### What you have to do
Return every line below as is, leaving out the pictures.

### Dataset items
╔══
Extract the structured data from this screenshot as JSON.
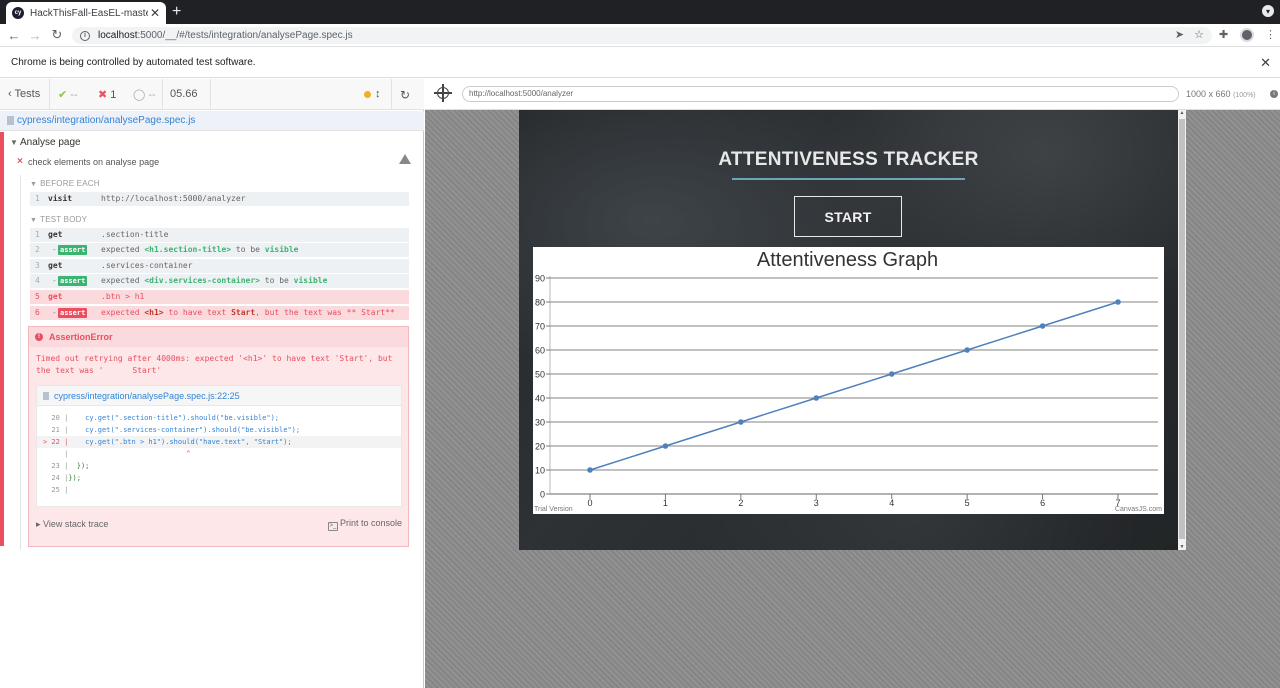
{
  "browser": {
    "tab_title": "HackThisFall-EasEL-master-ba",
    "tab_icon": "cy",
    "url_host": "localhost",
    "url_rest": ":5000/__/#/tests/integration/analysePage.spec.js",
    "infobar_text": "Chrome is being controlled by automated test software."
  },
  "reporter": {
    "tests_label": "Tests",
    "passed": "--",
    "failed": "1",
    "pending": "--",
    "duration": "05.66",
    "spec_path": "cypress/integration/analysePage.spec.js",
    "suite_title": "Analyse page",
    "test_title": "check elements on analyse page",
    "before_each_label": "BEFORE EACH",
    "test_body_label": "TEST BODY",
    "before_each": [
      {
        "num": "1",
        "name": "visit",
        "msg": "http://localhost:5000/analyzer"
      }
    ],
    "commands": [
      {
        "num": "1",
        "name": "get",
        "msg": ".section-title"
      },
      {
        "num": "2",
        "badge": "assert",
        "pre": "expected ",
        "el": "<h1.section-title>",
        "mid": " to be ",
        "val": "visible"
      },
      {
        "num": "3",
        "name": "get",
        "msg": ".services-container"
      },
      {
        "num": "4",
        "badge": "assert",
        "pre": "expected ",
        "el": "<div.services-container>",
        "mid": " to be ",
        "val": "visible"
      },
      {
        "num": "5",
        "name": "get",
        "msg": ".btn > h1"
      },
      {
        "num": "6",
        "badge": "assert",
        "pre": "expected ",
        "el": "<h1>",
        "mid": " to have text ",
        "val": "Start",
        "post": ", but the text was ** Start**"
      }
    ],
    "error": {
      "name": "AssertionError",
      "message": "Timed out retrying after 4000ms: expected '<h1>' to have text 'Start', but\nthe text was '      Start'",
      "code_path": "cypress/integration/analysePage.spec.js:22:25",
      "code_lines": [
        {
          "gutter": "  20 |",
          "code": "    cy.get(\".section-title\").should(\"be.visible\");"
        },
        {
          "gutter": "  21 |",
          "code": "    cy.get(\".services-container\").should(\"be.visible\");"
        },
        {
          "gutter": "> 22 |",
          "code": "    cy.get(\".btn > h1\").should(\"have.text\", \"Start\");"
        },
        {
          "gutter": "     |",
          "code": "                            ^"
        },
        {
          "gutter": "  23 |",
          "code": "  });"
        },
        {
          "gutter": "  24 |",
          "code": "});"
        },
        {
          "gutter": "  25 |",
          "code": ""
        }
      ],
      "stack_label": "View stack trace",
      "print_label": "Print to console"
    }
  },
  "aut": {
    "url": "http://localhost:5000/analyzer",
    "size": "1000 x 660",
    "zoom": "(100%)",
    "app_title": "ATTENTIVENESS TRACKER",
    "start_label": "START"
  },
  "chart_data": {
    "type": "line",
    "title": "Attentiveness Graph",
    "x": [
      0,
      1,
      2,
      3,
      4,
      5,
      6,
      7
    ],
    "series": [
      {
        "values": [
          10,
          20,
          30,
          40,
          50,
          60,
          70,
          80
        ],
        "color": "#4f81bc"
      }
    ],
    "ylim": [
      0,
      90
    ],
    "yticks": [
      0,
      10,
      20,
      30,
      40,
      50,
      60,
      70,
      80,
      90
    ],
    "grid": true,
    "watermark_left": "Trial Version",
    "watermark_right": "CanvasJS.com"
  }
}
╚══
### Written reply
Extract the structured data from this screenshot as JSON.
{
  "browser": {
    "tab_title": "HackThisFall-EasEL-master-ba",
    "tab_icon": "cy",
    "url_host": "localhost",
    "url_rest": ":5000/__/#/tests/integration/analysePage.spec.js",
    "infobar_text": "Chrome is being controlled by automated test software."
  },
  "reporter": {
    "tests_label": "Tests",
    "passed": "--",
    "failed": "1",
    "pending": "--",
    "duration": "05.66",
    "spec_path": "cypress/integration/analysePage.spec.js",
    "suite_title": "Analyse page",
    "test_title": "check elements on analyse page",
    "before_each_label": "BEFORE EACH",
    "test_body_label": "TEST BODY",
    "before_each": [
      {
        "num": "1",
        "name": "visit",
        "msg": "http://localhost:5000/analyzer"
      }
    ],
    "commands": [
      {
        "num": "1",
        "name": "get",
        "msg": ".section-title"
      },
      {
        "num": "2",
        "badge": "assert",
        "pre": "expected ",
        "el": "<h1.section-title>",
        "mid": " to be ",
        "val": "visible"
      },
      {
        "num": "3",
        "name": "get",
        "msg": ".services-container"
      },
      {
        "num": "4",
        "badge": "assert",
        "pre": "expected ",
        "el": "<div.services-container>",
        "mid": " to be ",
        "val": "visible"
      },
      {
        "num": "5",
        "name": "get",
        "msg": ".btn > h1"
      },
      {
        "num": "6",
        "badge": "assert",
        "pre": "expected ",
        "el": "<h1>",
        "mid": " to have text ",
        "val": "Start",
        "post": ", but the text was ** Start**"
      }
    ],
    "error": {
      "name": "AssertionError",
      "message": "Timed out retrying after 4000ms: expected '<h1>' to have text 'Start', but\nthe text was '      Start'",
      "code_path": "cypress/integration/analysePage.spec.js:22:25",
      "code_lines": [
        {
          "gutter": "  20 |",
          "code": "    cy.get(\".section-title\").should(\"be.visible\");"
        },
        {
          "gutter": "  21 |",
          "code": "    cy.get(\".services-container\").should(\"be.visible\");"
        },
        {
          "gutter": "> 22 |",
          "code": "    cy.get(\".btn > h1\").should(\"have.text\", \"Start\");"
        },
        {
          "gutter": "     |",
          "code": "                            ^"
        },
        {
          "gutter": "  23 |",
          "code": "  });"
        },
        {
          "gutter": "  24 |",
          "code": "});"
        },
        {
          "gutter": "  25 |",
          "code": ""
        }
      ],
      "stack_label": "View stack trace",
      "print_label": "Print to console"
    }
  },
  "aut": {
    "url": "http://localhost:5000/analyzer",
    "size": "1000 x 660",
    "zoom": "(100%)",
    "app_title": "ATTENTIVENESS TRACKER",
    "start_label": "START"
  },
  "chart_data": {
    "type": "line",
    "title": "Attentiveness Graph",
    "x": [
      0,
      1,
      2,
      3,
      4,
      5,
      6,
      7
    ],
    "series": [
      {
        "values": [
          10,
          20,
          30,
          40,
          50,
          60,
          70,
          80
        ],
        "color": "#4f81bc"
      }
    ],
    "ylim": [
      0,
      90
    ],
    "yticks": [
      0,
      10,
      20,
      30,
      40,
      50,
      60,
      70,
      80,
      90
    ],
    "grid": true,
    "watermark_left": "Trial Version",
    "watermark_right": "CanvasJS.com"
  }
}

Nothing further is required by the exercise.